[Items from a figure collection]
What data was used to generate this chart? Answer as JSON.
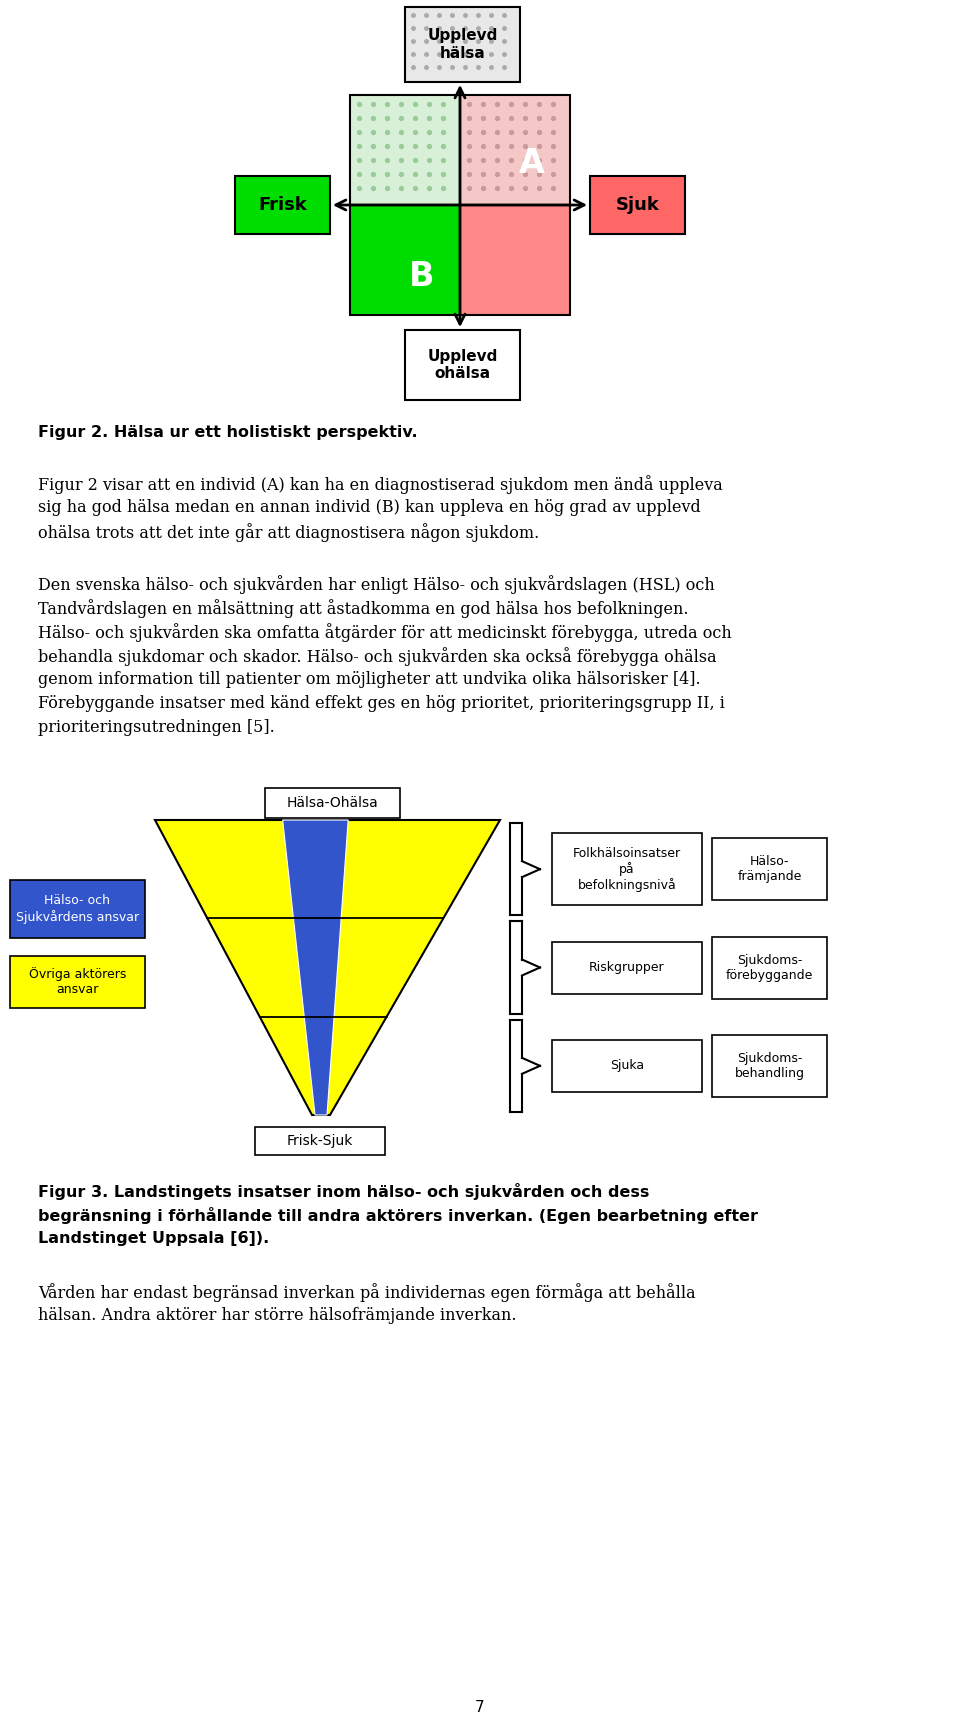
{
  "fig_width": 9.6,
  "fig_height": 17.26,
  "bg_color": "#ffffff",
  "fig1_title": "Figur 2. Hälsa ur ett holistiskt perspektiv.",
  "fig2_caption_line1": "Figur 3. Landstingets insatser inom hälso- och sjukvården och dess",
  "fig2_caption_line2": "begränsning i förhållande till andra aktörers inverkan. (Egen bearbetning efter",
  "fig2_caption_line3": "Landstinget Uppsala [6]).",
  "para1": "Figur 2 visar att en individ (A) kan ha en diagnostiserad sjukdom men ändå uppleva sig ha god hälsa medan en annan individ (B) kan uppleva en hög grad av upplevd ohälsa trots att det inte går att diagnostisera någon sjukdom.",
  "para2_lines": [
    "Den svenska hälso- och sjukvården har enligt Hälso- och sjukvårdslagen (HSL) och",
    "Tandvårdslagen en målsättning att åstadkomma en god hälsa hos befolkningen.",
    "Hälso- och sjukvården ska omfatta åtgärder för att medicinskt förebygga, utreda och",
    "behandla sjukdomar och skador. Hälso- och sjukvården ska också förebygga ohälsa",
    "genom information till patienter om möjligheter att undvika olika hälsorisker [4].",
    "Förebyggande insatser med känd effekt ges en hög prioritet, prioriteringsgrupp II, i",
    "prioriteringsutredningen [5]."
  ],
  "para1_lines": [
    "Figur 2 visar att en individ (A) kan ha en diagnostiserad sjukdom men ändå uppleva",
    "sig ha god hälsa medan en annan individ (B) kan uppleva en hög grad av upplevd",
    "ohälsa trots att det inte går att diagnostisera någon sjukdom."
  ],
  "para3_lines": [
    "Vården har endast begränsad inverkan på individernas egen förmåga att behålla",
    "hälsan. Andra aktörer har större hälsofrämjande inverkan."
  ],
  "page_number": "7",
  "colors": {
    "green_bright": "#00dd00",
    "red_pink": "#ff6666",
    "yellow": "#ffff00",
    "blue": "#3355cc",
    "white": "#ffffff",
    "black": "#000000"
  }
}
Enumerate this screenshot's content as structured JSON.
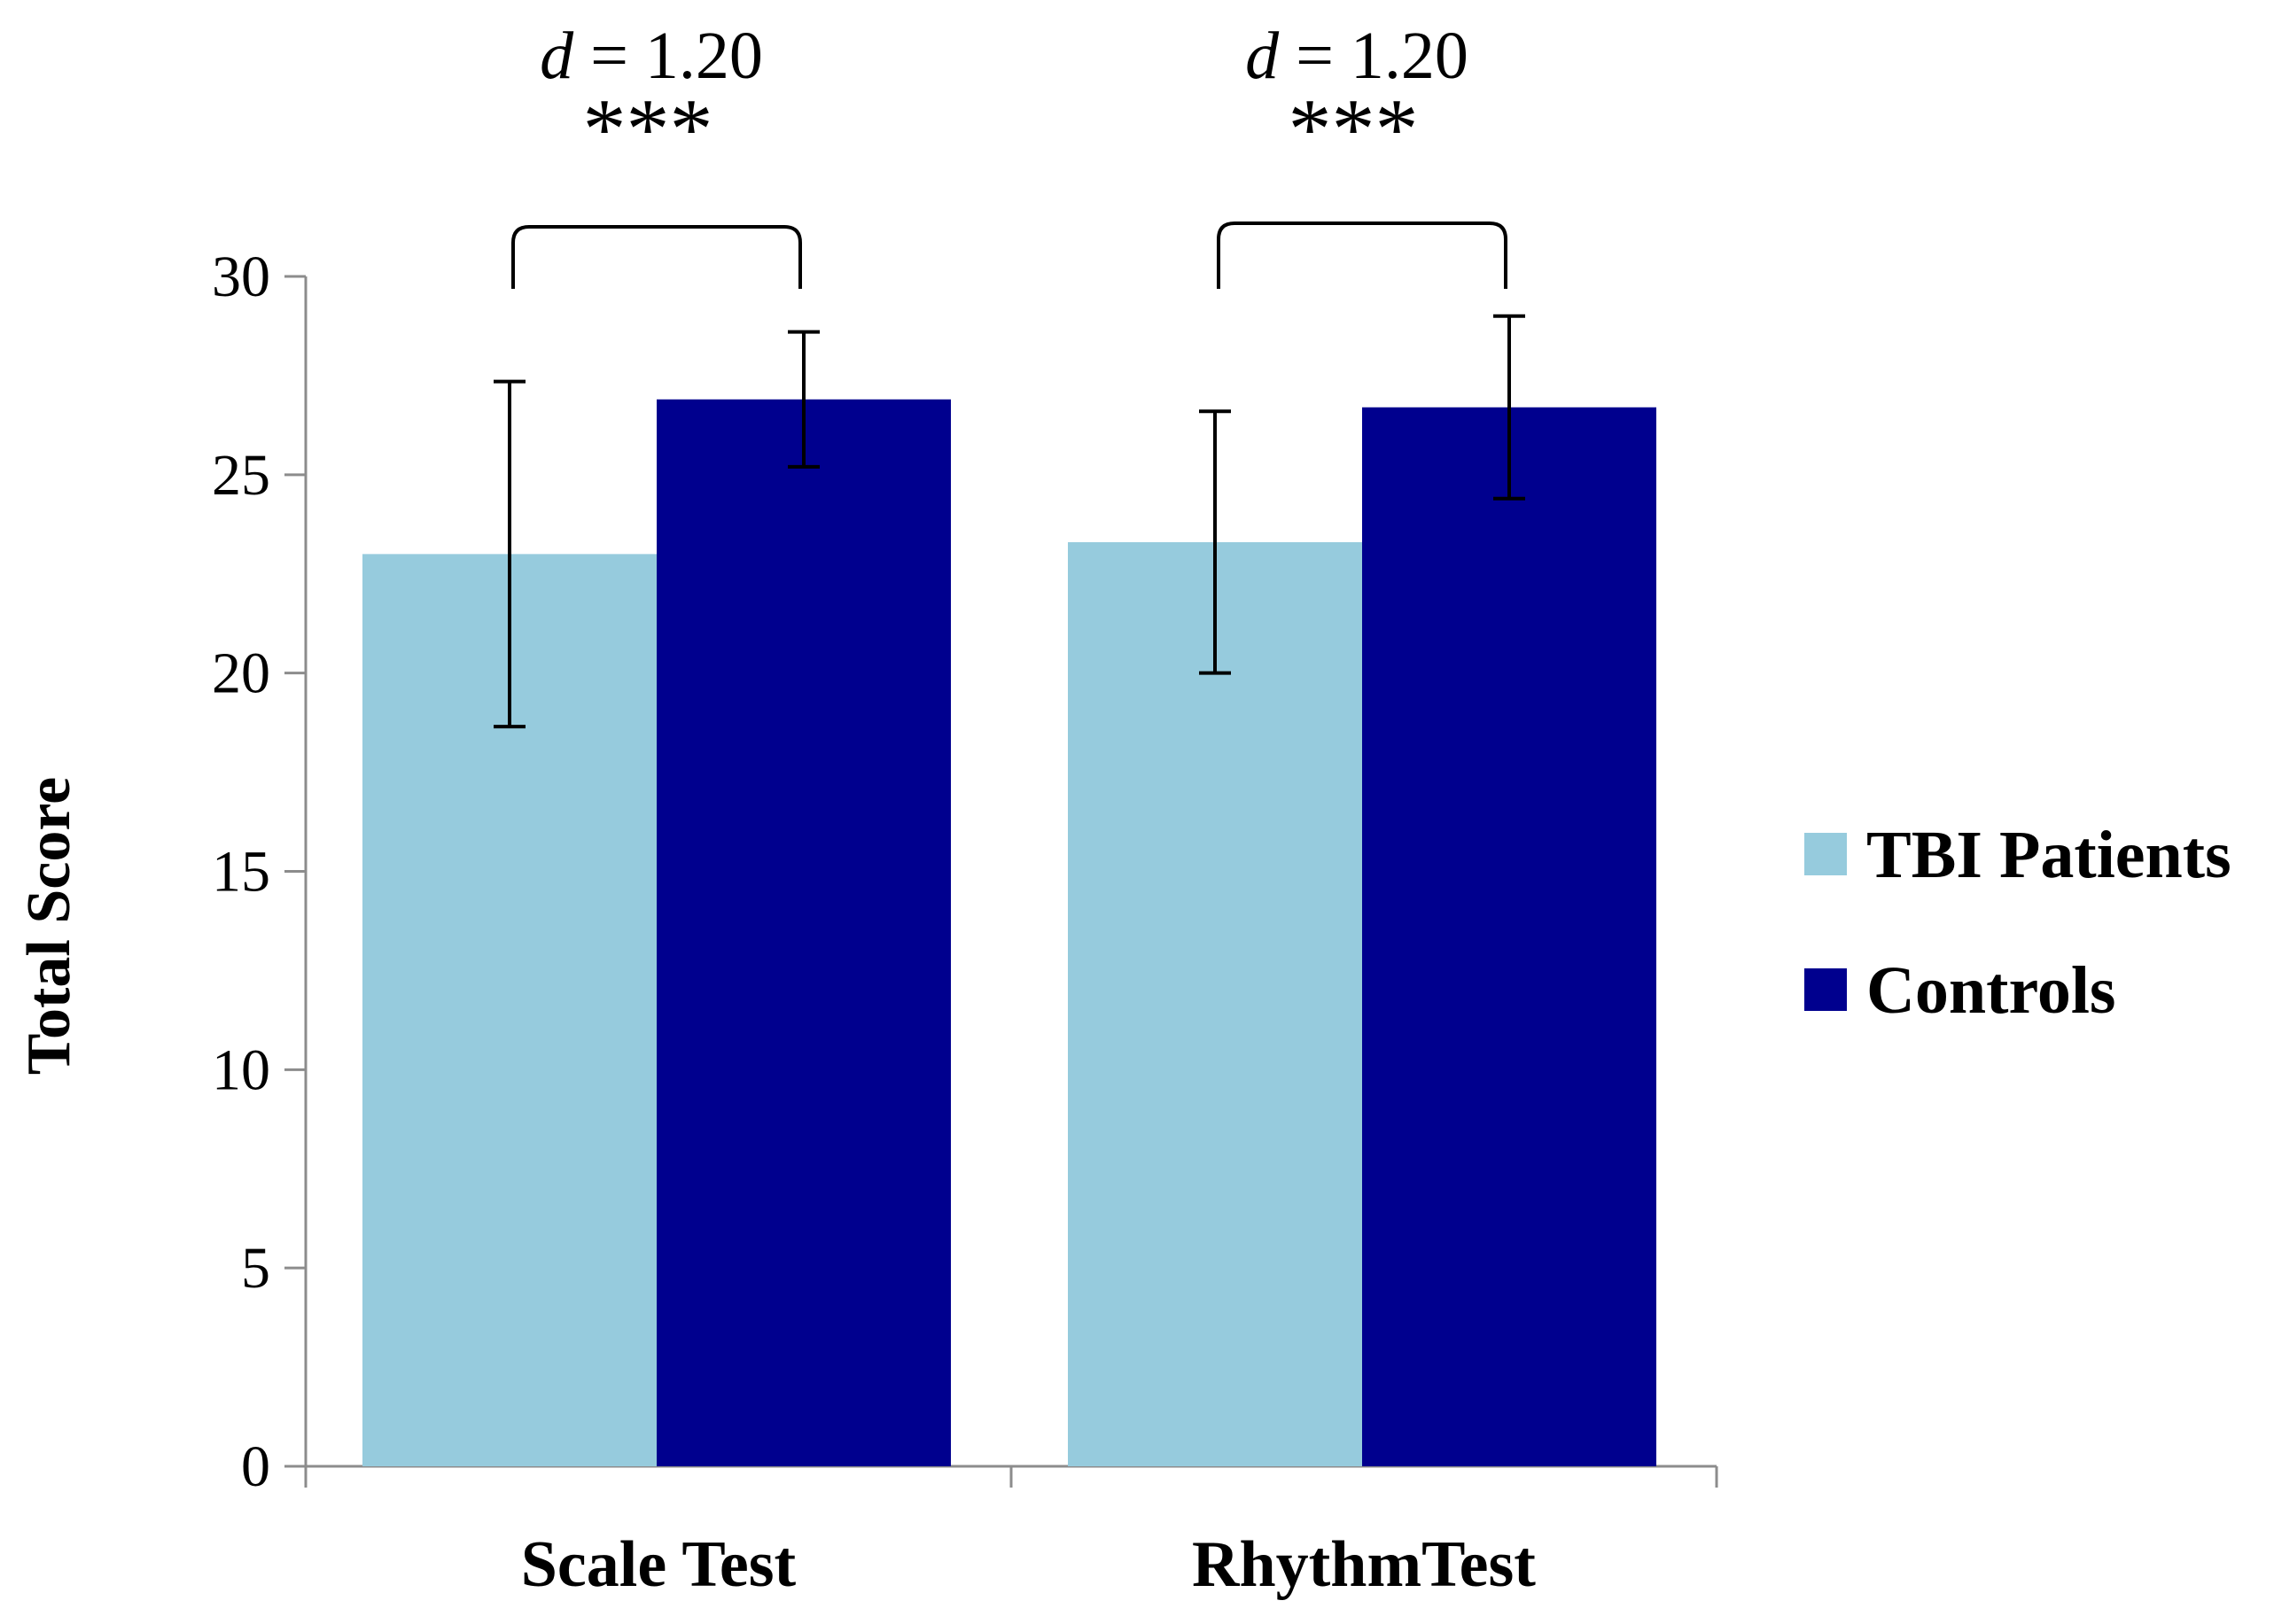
{
  "chart_data": {
    "type": "bar",
    "title": "",
    "xlabel": "",
    "ylabel": "Total Score",
    "ylim": [
      0,
      30
    ],
    "yticks": [
      0,
      5,
      10,
      15,
      20,
      25,
      30
    ],
    "grid": false,
    "legend_position": "right",
    "categories": [
      "Scale Test",
      "RhythmTest"
    ],
    "series": [
      {
        "name": "TBI Patients",
        "color": "#96CBDD",
        "values": [
          23.0,
          23.3
        ],
        "error": [
          [
            18.65,
            27.35
          ],
          [
            20.0,
            26.6
          ]
        ]
      },
      {
        "name": "Controls",
        "color": "#00008E",
        "values": [
          26.9,
          26.7
        ],
        "error": [
          [
            25.2,
            28.6
          ],
          [
            24.4,
            29.0
          ]
        ]
      }
    ],
    "annotations": [
      {
        "category": "Scale Test",
        "effect_symbol": "d",
        "effect_value": "= 1.20",
        "significance": "***"
      },
      {
        "category": "RhythmTest",
        "effect_symbol": "d",
        "effect_value": "= 1.20",
        "significance": "***"
      }
    ]
  }
}
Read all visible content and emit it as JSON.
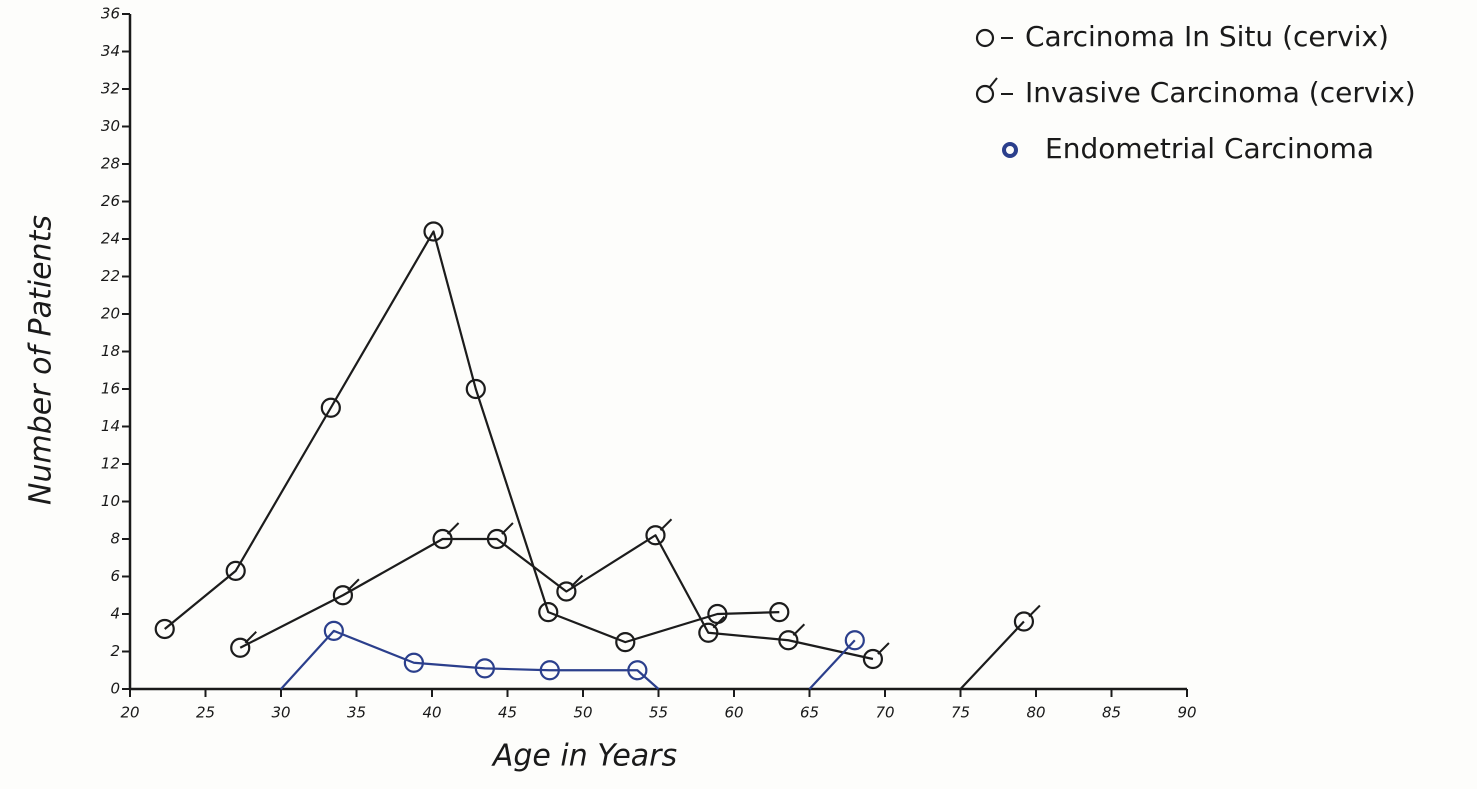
{
  "chart_data": {
    "type": "line",
    "xlabel": "Age in Years",
    "ylabel": "Number of Patients",
    "xlim": [
      20,
      90
    ],
    "ylim": [
      0,
      36
    ],
    "xticks": [
      20,
      25,
      30,
      35,
      40,
      45,
      50,
      55,
      60,
      65,
      70,
      75,
      80,
      85,
      90
    ],
    "yticks": [
      0,
      2,
      4,
      6,
      8,
      10,
      12,
      14,
      16,
      18,
      20,
      22,
      24,
      26,
      28,
      30,
      32,
      34,
      36
    ],
    "grid": false,
    "legend": "upper right",
    "series": [
      {
        "name": "Carcinoma In Situ (cervix)",
        "color": "#1c1c1c",
        "marker": "circle",
        "x": [
          22.3,
          27,
          33.3,
          40.1,
          42.9,
          47.7,
          52.8,
          58.9,
          63
        ],
        "values": [
          3.2,
          6.3,
          15,
          24.4,
          16,
          4.1,
          2.5,
          4,
          4.1
        ]
      },
      {
        "name": "Invasive Carcinoma (cervix)",
        "color": "#1c1c1c",
        "marker": "circle-tick",
        "x": [
          27.3,
          34.1,
          40.7,
          44.3,
          48.9,
          54.8,
          58.3,
          63.6,
          69.2,
          72,
          75,
          79.2
        ],
        "values": [
          2.2,
          5,
          8,
          8,
          5.2,
          8.2,
          3,
          2.6,
          1.6,
          null,
          0,
          3.6
        ]
      },
      {
        "name": "Endometrial Carcinoma",
        "color": "#2b3f8c",
        "marker": "circle",
        "x": [
          30,
          33.5,
          38.8,
          43.5,
          47.8,
          53.6,
          55,
          60,
          65,
          68
        ],
        "values": [
          0,
          3.1,
          1.4,
          1.1,
          1.0,
          1.0,
          0,
          null,
          0,
          2.6
        ]
      }
    ]
  }
}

*Aim of the exercise*. Without including any pictures, repeat the records above exactly.

*Completed task*.
What data was used to generate this chart? Answer as JSON.
{
  "fig_width": 9.6,
  "fig_height": 17.26,
  "bg_color": "#ffffff",
  "fig1_title": "Figur 2. Hälsa ur ett holistiskt perspektiv.",
  "fig2_caption_line1": "Figur 3. Landstingets insatser inom hälso- och sjukvården och dess",
  "fig2_caption_line2": "begränsning i förhållande till andra aktörers inverkan. (Egen bearbetning efter",
  "fig2_caption_line3": "Landstinget Uppsala [6]).",
  "para1": "Figur 2 visar att en individ (A) kan ha en diagnostiserad sjukdom men ändå uppleva sig ha god hälsa medan en annan individ (B) kan uppleva en hög grad av upplevd ohälsa trots att det inte går att diagnostisera någon sjukdom.",
  "para2_lines": [
    "Den svenska hälso- och sjukvården har enligt Hälso- och sjukvårdslagen (HSL) och",
    "Tandvårdslagen en målsättning att åstadkomma en god hälsa hos befolkningen.",
    "Hälso- och sjukvården ska omfatta åtgärder för att medicinskt förebygga, utreda och",
    "behandla sjukdomar och skador. Hälso- och sjukvården ska också förebygga ohälsa",
    "genom information till patienter om möjligheter att undvika olika hälsorisker [4].",
    "Förebyggande insatser med känd effekt ges en hög prioritet, prioriteringsgrupp II, i",
    "prioriteringsutredningen [5]."
  ],
  "para1_lines": [
    "Figur 2 visar att en individ (A) kan ha en diagnostiserad sjukdom men ändå uppleva",
    "sig ha god hälsa medan en annan individ (B) kan uppleva en hög grad av upplevd",
    "ohälsa trots att det inte går att diagnostisera någon sjukdom."
  ],
  "para3_lines": [
    "Vården har endast begränsad inverkan på individernas egen förmåga att behålla",
    "hälsan. Andra aktörer har större hälsofrämjande inverkan."
  ],
  "page_number": "7",
  "colors": {
    "green_bright": "#00dd00",
    "red_pink": "#ff6666",
    "yellow": "#ffff00",
    "blue": "#3355cc",
    "white": "#ffffff",
    "black": "#000000"
  }
}
Enumerate this screenshot's content as structured JSON.
{
  "chart_data": {
    "type": "bar",
    "title": "",
    "xlabel": "",
    "ylabel": "Total Score",
    "ylim": [
      0,
      30
    ],
    "yticks": [
      0,
      5,
      10,
      15,
      20,
      25,
      30
    ],
    "grid": false,
    "legend_position": "right",
    "categories": [
      "Scale Test",
      "RhythmTest"
    ],
    "series": [
      {
        "name": "TBI Patients",
        "color": "#96CBDD",
        "values": [
          23.0,
          23.3
        ],
        "error": [
          [
            18.65,
            27.35
          ],
          [
            20.0,
            26.6
          ]
        ]
      },
      {
        "name": "Controls",
        "color": "#00008E",
        "values": [
          26.9,
          26.7
        ],
        "error": [
          [
            25.2,
            28.6
          ],
          [
            24.4,
            29.0
          ]
        ]
      }
    ],
    "annotations": [
      {
        "category": "Scale Test",
        "effect_symbol": "d",
        "effect_value": "= 1.20",
        "significance": "***"
      },
      {
        "category": "RhythmTest",
        "effect_symbol": "d",
        "effect_value": "= 1.20",
        "significance": "***"
      }
    ]
  }
}
Read all visible content and emit it as JSON.
{
  "chart_data": {
    "type": "line",
    "xlabel": "Age in Years",
    "ylabel": "Number of Patients",
    "xlim": [
      20,
      90
    ],
    "ylim": [
      0,
      36
    ],
    "xticks": [
      20,
      25,
      30,
      35,
      40,
      45,
      50,
      55,
      60,
      65,
      70,
      75,
      80,
      85,
      90
    ],
    "yticks": [
      0,
      2,
      4,
      6,
      8,
      10,
      12,
      14,
      16,
      18,
      20,
      22,
      24,
      26,
      28,
      30,
      32,
      34,
      36
    ],
    "grid": false,
    "legend": "upper right",
    "series": [
      {
        "name": "Carcinoma In Situ (cervix)",
        "color": "#1c1c1c",
        "marker": "circle",
        "x": [
          22.3,
          27,
          33.3,
          40.1,
          42.9,
          47.7,
          52.8,
          58.9,
          63
        ],
        "values": [
          3.2,
          6.3,
          15,
          24.4,
          16,
          4.1,
          2.5,
          4,
          4.1
        ]
      },
      {
        "name": "Invasive Carcinoma (cervix)",
        "color": "#1c1c1c",
        "marker": "circle-tick",
        "x": [
          27.3,
          34.1,
          40.7,
          44.3,
          48.9,
          54.8,
          58.3,
          63.6,
          69.2,
          72,
          75,
          79.2
        ],
        "values": [
          2.2,
          5,
          8,
          8,
          5.2,
          8.2,
          3,
          2.6,
          1.6,
          null,
          0,
          3.6
        ]
      },
      {
        "name": "Endometrial Carcinoma",
        "color": "#2b3f8c",
        "marker": "circle",
        "x": [
          30,
          33.5,
          38.8,
          43.5,
          47.8,
          53.6,
          55,
          60,
          65,
          68
        ],
        "values": [
          0,
          3.1,
          1.4,
          1.1,
          1.0,
          1.0,
          0,
          null,
          0,
          2.6
        ]
      }
    ]
  }
}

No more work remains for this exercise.